-- start DATA PROVIDED --

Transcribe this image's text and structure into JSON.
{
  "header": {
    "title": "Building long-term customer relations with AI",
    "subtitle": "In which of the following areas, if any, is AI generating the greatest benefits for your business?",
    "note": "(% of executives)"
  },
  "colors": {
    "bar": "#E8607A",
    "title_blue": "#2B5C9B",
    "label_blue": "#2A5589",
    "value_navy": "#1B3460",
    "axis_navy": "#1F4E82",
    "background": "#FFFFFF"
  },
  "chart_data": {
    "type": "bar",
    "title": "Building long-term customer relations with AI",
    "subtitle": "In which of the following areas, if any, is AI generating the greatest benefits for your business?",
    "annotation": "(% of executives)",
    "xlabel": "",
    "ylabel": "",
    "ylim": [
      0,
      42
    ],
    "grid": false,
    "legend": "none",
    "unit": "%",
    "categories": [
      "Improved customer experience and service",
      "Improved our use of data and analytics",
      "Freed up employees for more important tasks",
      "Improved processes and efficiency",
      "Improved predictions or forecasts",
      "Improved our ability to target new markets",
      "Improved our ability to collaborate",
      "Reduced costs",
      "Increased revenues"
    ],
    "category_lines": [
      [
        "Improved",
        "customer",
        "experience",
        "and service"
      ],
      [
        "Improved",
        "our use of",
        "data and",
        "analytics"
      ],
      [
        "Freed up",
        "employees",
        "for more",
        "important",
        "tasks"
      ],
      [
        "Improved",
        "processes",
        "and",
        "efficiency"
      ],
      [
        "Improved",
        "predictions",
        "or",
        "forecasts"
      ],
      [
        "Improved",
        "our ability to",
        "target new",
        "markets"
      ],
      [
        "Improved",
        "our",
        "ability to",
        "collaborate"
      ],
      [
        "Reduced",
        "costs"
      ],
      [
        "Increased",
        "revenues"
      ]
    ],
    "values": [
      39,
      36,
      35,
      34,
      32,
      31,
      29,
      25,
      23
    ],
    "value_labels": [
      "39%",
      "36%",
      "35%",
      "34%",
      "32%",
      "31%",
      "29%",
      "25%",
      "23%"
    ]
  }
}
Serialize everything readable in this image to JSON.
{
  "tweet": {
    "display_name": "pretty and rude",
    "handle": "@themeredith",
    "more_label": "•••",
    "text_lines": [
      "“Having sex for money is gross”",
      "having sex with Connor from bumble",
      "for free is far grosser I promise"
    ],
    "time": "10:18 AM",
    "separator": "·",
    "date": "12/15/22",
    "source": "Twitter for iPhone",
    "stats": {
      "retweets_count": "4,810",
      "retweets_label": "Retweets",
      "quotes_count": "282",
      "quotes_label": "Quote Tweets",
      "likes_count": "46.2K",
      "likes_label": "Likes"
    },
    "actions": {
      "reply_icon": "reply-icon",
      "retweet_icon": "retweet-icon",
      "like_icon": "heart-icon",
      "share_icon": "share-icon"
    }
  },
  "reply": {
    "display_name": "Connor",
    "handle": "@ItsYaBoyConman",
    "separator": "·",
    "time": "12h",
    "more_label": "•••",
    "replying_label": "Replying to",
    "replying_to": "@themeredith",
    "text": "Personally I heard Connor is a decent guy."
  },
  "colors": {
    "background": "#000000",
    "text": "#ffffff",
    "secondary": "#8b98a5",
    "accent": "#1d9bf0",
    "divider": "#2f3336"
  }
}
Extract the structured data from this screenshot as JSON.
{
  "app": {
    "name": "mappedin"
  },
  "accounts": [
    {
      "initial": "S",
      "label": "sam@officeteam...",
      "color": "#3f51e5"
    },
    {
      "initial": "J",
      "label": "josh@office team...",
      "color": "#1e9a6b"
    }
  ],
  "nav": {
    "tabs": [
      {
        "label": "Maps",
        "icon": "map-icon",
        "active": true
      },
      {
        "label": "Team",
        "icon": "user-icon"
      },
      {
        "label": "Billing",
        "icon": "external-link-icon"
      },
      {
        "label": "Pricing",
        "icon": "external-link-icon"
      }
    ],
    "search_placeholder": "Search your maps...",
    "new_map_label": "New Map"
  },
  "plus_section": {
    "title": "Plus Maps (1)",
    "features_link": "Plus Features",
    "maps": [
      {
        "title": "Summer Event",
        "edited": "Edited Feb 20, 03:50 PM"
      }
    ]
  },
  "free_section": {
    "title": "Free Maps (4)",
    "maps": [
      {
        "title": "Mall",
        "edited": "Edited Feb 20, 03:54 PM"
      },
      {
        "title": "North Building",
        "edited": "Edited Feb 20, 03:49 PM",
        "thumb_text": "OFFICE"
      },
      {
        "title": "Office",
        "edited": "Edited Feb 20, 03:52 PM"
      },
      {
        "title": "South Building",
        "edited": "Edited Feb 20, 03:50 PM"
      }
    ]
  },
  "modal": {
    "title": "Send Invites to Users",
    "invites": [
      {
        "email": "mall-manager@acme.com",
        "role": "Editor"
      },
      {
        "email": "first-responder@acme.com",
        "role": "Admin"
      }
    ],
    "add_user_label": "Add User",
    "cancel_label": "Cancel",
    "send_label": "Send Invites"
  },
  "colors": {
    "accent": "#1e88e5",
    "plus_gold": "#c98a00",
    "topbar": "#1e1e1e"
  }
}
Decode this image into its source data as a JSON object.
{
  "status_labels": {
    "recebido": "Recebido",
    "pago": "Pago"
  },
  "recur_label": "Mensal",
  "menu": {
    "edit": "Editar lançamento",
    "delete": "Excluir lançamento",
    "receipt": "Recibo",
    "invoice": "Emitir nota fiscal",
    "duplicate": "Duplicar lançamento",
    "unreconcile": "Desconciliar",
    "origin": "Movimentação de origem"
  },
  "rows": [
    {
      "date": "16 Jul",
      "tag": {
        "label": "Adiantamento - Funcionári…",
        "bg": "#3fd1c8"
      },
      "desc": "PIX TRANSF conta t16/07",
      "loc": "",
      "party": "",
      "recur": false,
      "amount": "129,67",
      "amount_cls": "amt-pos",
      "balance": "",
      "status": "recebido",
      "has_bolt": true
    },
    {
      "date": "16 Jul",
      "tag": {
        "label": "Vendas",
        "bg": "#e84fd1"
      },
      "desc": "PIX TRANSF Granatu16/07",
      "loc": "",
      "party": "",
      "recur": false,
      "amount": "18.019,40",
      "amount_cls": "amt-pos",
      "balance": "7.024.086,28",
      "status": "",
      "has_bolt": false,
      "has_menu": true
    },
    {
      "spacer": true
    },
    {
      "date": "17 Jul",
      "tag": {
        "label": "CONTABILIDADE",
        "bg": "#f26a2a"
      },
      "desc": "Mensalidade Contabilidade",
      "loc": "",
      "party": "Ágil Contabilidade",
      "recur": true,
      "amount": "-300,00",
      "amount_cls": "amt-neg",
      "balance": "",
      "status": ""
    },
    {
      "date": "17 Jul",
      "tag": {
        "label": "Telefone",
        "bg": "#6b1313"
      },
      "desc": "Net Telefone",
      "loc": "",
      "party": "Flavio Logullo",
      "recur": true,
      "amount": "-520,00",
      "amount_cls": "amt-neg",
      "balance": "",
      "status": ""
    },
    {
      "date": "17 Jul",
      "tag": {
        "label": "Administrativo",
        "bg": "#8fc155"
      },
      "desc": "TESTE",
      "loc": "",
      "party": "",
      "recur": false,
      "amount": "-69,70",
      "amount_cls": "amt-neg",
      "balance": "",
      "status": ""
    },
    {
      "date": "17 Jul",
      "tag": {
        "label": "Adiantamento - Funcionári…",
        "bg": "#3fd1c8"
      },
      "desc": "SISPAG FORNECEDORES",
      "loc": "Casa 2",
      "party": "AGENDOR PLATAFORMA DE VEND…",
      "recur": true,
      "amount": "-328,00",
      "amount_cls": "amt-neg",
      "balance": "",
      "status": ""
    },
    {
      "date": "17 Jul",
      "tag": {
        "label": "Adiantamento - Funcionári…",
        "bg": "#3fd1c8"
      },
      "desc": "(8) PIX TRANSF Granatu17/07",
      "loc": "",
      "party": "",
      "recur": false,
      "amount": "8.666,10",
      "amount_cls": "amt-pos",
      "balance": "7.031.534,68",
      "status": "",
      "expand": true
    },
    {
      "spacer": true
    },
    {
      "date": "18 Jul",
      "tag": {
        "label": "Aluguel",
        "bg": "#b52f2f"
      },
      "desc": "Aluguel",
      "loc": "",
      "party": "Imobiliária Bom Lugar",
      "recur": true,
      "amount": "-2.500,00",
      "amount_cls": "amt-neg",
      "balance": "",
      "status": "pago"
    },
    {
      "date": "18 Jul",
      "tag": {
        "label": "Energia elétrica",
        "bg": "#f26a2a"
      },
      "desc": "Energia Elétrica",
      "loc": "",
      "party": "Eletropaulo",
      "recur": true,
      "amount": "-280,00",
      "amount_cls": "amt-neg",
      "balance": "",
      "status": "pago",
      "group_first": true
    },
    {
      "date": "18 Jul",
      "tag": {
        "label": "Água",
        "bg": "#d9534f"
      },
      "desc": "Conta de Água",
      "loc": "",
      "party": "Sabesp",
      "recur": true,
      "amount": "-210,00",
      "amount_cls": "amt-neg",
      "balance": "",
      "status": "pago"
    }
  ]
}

-- end DATA PROVIDED --

SHORT PROBLEM:
Pull out each line of the records holding the string "Energia".

SOLUTION TO THE EXERCISE:
        "label": "Energia elétrica",
      "desc": "Energia Elétrica",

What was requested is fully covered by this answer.